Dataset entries
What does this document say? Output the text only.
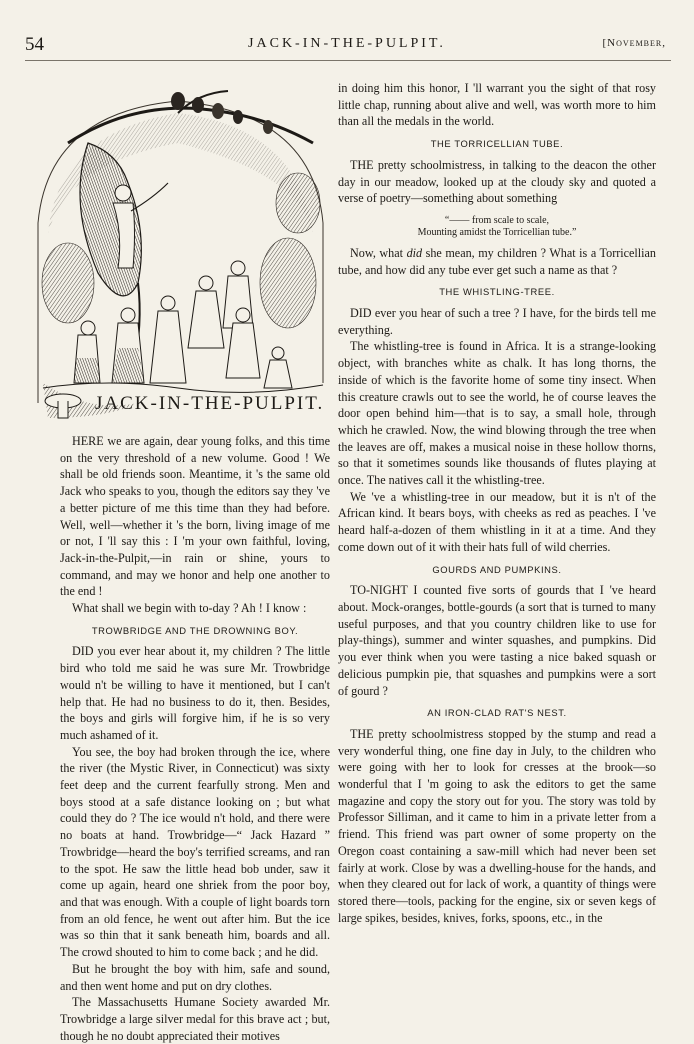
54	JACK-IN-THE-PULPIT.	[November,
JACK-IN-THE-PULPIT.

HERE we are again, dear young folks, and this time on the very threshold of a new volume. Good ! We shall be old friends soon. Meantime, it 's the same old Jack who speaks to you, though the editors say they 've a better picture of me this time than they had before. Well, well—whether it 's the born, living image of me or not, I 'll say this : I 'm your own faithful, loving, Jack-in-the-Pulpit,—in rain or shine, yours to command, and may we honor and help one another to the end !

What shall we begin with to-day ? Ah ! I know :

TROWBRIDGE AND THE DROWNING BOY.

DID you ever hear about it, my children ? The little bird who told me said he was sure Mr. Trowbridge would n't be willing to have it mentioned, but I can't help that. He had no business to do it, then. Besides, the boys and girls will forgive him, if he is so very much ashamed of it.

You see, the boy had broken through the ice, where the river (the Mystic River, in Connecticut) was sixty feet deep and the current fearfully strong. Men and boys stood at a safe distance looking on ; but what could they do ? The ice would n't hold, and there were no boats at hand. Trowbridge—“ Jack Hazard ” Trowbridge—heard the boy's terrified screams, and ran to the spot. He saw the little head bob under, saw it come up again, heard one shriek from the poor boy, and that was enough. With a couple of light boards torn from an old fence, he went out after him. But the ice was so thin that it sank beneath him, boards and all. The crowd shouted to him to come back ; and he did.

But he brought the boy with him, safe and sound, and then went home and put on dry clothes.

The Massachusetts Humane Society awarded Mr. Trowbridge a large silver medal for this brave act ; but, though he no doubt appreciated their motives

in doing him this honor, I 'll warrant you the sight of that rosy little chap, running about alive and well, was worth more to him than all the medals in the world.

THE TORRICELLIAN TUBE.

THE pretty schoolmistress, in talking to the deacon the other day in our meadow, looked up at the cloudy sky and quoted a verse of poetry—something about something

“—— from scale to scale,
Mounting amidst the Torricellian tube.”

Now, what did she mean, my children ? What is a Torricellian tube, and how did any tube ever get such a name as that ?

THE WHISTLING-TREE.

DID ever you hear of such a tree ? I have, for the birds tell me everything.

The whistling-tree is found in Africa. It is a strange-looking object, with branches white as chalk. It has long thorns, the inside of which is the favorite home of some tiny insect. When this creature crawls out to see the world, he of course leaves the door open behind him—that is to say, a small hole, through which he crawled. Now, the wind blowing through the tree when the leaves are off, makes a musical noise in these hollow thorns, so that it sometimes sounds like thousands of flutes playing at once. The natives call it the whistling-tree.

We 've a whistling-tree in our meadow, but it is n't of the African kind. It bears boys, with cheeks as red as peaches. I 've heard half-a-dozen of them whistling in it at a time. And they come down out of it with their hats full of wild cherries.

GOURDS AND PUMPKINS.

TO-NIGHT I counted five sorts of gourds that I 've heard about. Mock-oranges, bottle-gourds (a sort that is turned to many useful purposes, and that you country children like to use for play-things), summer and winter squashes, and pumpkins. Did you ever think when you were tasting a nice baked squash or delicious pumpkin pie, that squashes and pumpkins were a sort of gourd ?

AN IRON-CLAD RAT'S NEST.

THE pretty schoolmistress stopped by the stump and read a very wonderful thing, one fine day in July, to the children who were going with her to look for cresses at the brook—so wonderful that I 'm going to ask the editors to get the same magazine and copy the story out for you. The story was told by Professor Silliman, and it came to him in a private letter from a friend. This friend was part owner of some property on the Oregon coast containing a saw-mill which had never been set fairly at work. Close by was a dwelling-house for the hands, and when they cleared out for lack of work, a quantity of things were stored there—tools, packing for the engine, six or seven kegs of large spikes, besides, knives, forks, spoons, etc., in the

* * *

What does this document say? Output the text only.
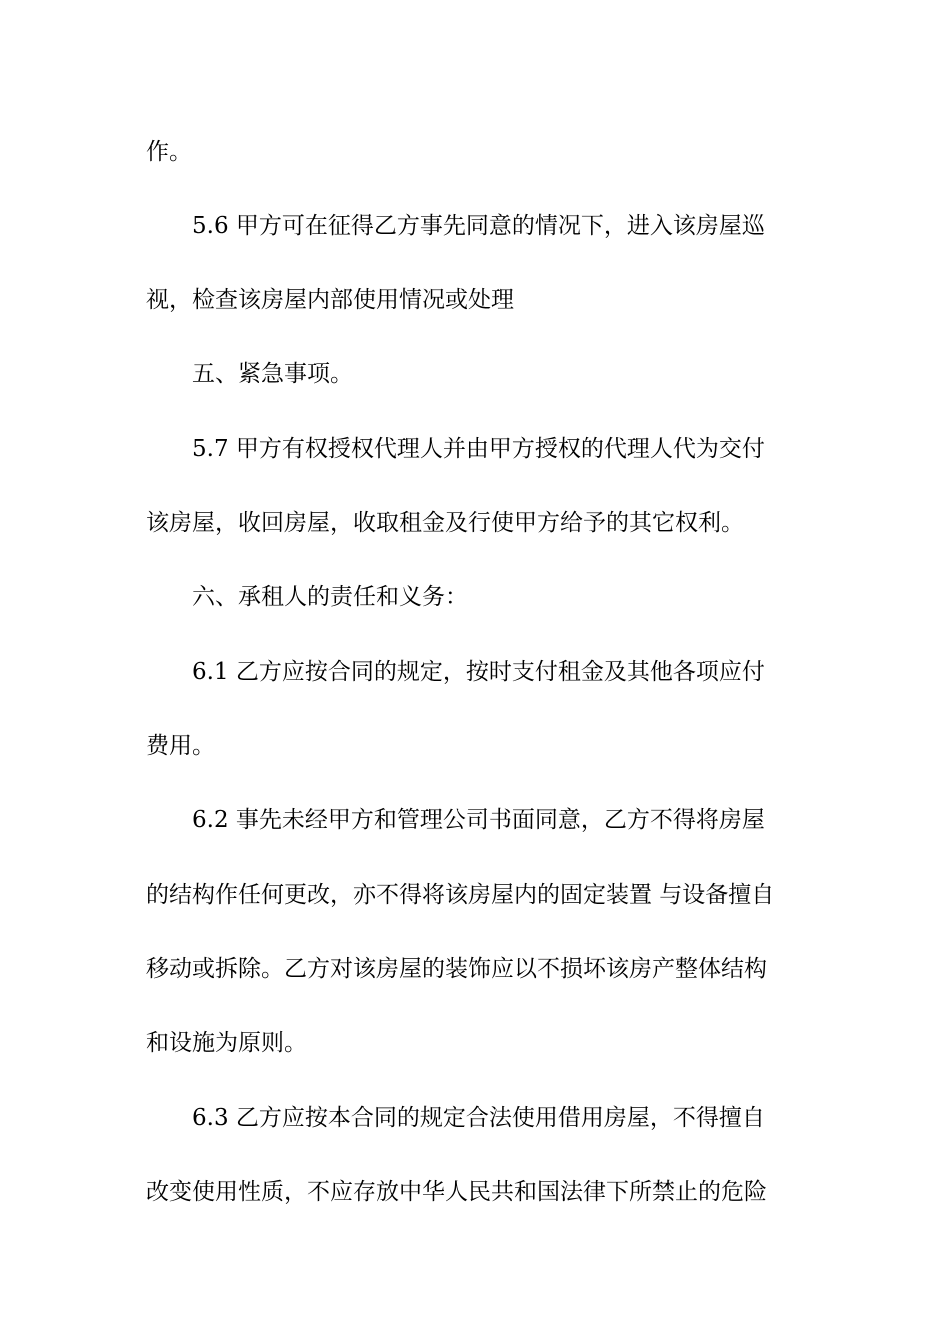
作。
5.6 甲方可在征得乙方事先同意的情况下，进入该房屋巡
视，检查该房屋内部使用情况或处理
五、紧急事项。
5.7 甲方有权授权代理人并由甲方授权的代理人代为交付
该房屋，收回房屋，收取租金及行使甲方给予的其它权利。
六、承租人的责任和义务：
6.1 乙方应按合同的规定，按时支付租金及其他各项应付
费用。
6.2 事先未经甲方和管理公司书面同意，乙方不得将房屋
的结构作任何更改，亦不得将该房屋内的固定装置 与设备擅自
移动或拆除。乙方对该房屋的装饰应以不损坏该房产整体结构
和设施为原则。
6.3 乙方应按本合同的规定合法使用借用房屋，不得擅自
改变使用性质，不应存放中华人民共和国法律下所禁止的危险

- _Task brief_
Determine how many lines in the records contain "told", and reply with the number only.

- _Answer_
2